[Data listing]

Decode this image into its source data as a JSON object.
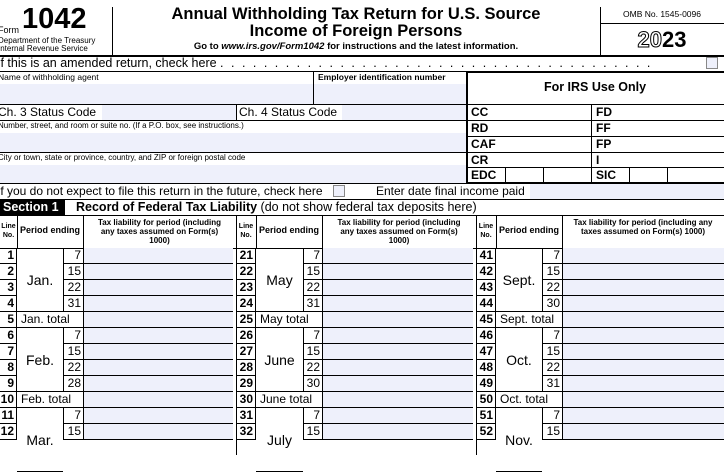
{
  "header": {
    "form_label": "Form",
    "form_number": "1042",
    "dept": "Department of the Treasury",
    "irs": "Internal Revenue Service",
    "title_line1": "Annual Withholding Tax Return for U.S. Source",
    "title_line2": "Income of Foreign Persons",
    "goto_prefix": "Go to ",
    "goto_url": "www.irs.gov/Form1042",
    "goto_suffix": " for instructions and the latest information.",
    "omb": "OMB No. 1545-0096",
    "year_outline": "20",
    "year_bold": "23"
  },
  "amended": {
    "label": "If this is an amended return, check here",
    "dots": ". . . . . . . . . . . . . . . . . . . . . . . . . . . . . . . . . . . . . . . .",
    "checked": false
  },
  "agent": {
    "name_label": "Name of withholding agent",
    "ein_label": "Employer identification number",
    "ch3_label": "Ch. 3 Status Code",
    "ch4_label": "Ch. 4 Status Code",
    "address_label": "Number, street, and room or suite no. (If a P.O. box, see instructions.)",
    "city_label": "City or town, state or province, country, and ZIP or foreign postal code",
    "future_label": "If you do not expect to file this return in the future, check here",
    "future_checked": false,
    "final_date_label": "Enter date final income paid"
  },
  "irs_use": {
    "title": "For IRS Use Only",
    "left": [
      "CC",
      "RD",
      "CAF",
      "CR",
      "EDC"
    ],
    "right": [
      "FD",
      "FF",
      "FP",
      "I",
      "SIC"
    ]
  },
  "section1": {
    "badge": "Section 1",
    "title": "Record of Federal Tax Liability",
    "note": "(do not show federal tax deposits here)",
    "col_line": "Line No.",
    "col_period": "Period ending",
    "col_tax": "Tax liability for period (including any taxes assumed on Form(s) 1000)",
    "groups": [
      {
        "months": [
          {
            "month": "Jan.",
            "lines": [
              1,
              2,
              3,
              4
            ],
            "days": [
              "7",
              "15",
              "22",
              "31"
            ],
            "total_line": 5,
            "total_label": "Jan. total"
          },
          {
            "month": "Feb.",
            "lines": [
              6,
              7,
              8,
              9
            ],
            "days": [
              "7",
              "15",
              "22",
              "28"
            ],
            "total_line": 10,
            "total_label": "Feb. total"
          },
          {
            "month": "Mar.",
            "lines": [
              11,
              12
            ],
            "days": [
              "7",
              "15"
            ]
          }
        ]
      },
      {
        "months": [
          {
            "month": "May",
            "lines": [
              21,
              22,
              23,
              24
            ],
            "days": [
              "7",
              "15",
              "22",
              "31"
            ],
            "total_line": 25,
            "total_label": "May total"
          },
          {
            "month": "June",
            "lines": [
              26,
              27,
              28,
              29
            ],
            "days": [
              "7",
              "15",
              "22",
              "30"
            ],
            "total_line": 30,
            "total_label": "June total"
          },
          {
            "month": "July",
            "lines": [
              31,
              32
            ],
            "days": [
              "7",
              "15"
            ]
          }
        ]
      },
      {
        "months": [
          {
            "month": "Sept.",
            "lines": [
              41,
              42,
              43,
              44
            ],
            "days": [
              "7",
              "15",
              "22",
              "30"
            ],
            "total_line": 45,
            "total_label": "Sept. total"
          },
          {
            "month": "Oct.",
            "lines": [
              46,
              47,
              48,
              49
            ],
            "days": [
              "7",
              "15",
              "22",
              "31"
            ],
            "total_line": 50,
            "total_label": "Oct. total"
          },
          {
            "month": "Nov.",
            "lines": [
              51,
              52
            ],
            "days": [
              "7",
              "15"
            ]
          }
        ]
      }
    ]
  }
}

▶ [SHORT PROBLEM] Copy all of the entries verbatim, leaving out any pictures they contain.

▶ [RESULT OF THIS TASK]
Decode this image into its source data as a JSON object.
{
  "header": {
    "form_label": "Form",
    "form_number": "1042",
    "dept": "Department of the Treasury",
    "irs": "Internal Revenue Service",
    "title_line1": "Annual Withholding Tax Return for U.S. Source",
    "title_line2": "Income of Foreign Persons",
    "goto_prefix": "Go to ",
    "goto_url": "www.irs.gov/Form1042",
    "goto_suffix": " for instructions and the latest information.",
    "omb": "OMB No. 1545-0096",
    "year_outline": "20",
    "year_bold": "23"
  },
  "amended": {
    "label": "If this is an amended return, check here",
    "dots": ". . . . . . . . . . . . . . . . . . . . . . . . . . . . . . . . . . . . . . . .",
    "checked": false
  },
  "agent": {
    "name_label": "Name of withholding agent",
    "ein_label": "Employer identification number",
    "ch3_label": "Ch. 3 Status Code",
    "ch4_label": "Ch. 4 Status Code",
    "address_label": "Number, street, and room or suite no. (If a P.O. box, see instructions.)",
    "city_label": "City or town, state or province, country, and ZIP or foreign postal code",
    "future_label": "If you do not expect to file this return in the future, check here",
    "future_checked": false,
    "final_date_label": "Enter date final income paid"
  },
  "irs_use": {
    "title": "For IRS Use Only",
    "left": [
      "CC",
      "RD",
      "CAF",
      "CR",
      "EDC"
    ],
    "right": [
      "FD",
      "FF",
      "FP",
      "I",
      "SIC"
    ]
  },
  "section1": {
    "badge": "Section 1",
    "title": "Record of Federal Tax Liability",
    "note": "(do not show federal tax deposits here)",
    "col_line": "Line No.",
    "col_period": "Period ending",
    "col_tax": "Tax liability for period (including any taxes assumed on Form(s) 1000)",
    "groups": [
      {
        "months": [
          {
            "month": "Jan.",
            "lines": [
              1,
              2,
              3,
              4
            ],
            "days": [
              "7",
              "15",
              "22",
              "31"
            ],
            "total_line": 5,
            "total_label": "Jan. total"
          },
          {
            "month": "Feb.",
            "lines": [
              6,
              7,
              8,
              9
            ],
            "days": [
              "7",
              "15",
              "22",
              "28"
            ],
            "total_line": 10,
            "total_label": "Feb. total"
          },
          {
            "month": "Mar.",
            "lines": [
              11,
              12
            ],
            "days": [
              "7",
              "15"
            ]
          }
        ]
      },
      {
        "months": [
          {
            "month": "May",
            "lines": [
              21,
              22,
              23,
              24
            ],
            "days": [
              "7",
              "15",
              "22",
              "31"
            ],
            "total_line": 25,
            "total_label": "May total"
          },
          {
            "month": "June",
            "lines": [
              26,
              27,
              28,
              29
            ],
            "days": [
              "7",
              "15",
              "22",
              "30"
            ],
            "total_line": 30,
            "total_label": "June total"
          },
          {
            "month": "July",
            "lines": [
              31,
              32
            ],
            "days": [
              "7",
              "15"
            ]
          }
        ]
      },
      {
        "months": [
          {
            "month": "Sept.",
            "lines": [
              41,
              42,
              43,
              44
            ],
            "days": [
              "7",
              "15",
              "22",
              "30"
            ],
            "total_line": 45,
            "total_label": "Sept. total"
          },
          {
            "month": "Oct.",
            "lines": [
              46,
              47,
              48,
              49
            ],
            "days": [
              "7",
              "15",
              "22",
              "31"
            ],
            "total_line": 50,
            "total_label": "Oct. total"
          },
          {
            "month": "Nov.",
            "lines": [
              51,
              52
            ],
            "days": [
              "7",
              "15"
            ]
          }
        ]
      }
    ]
  }
}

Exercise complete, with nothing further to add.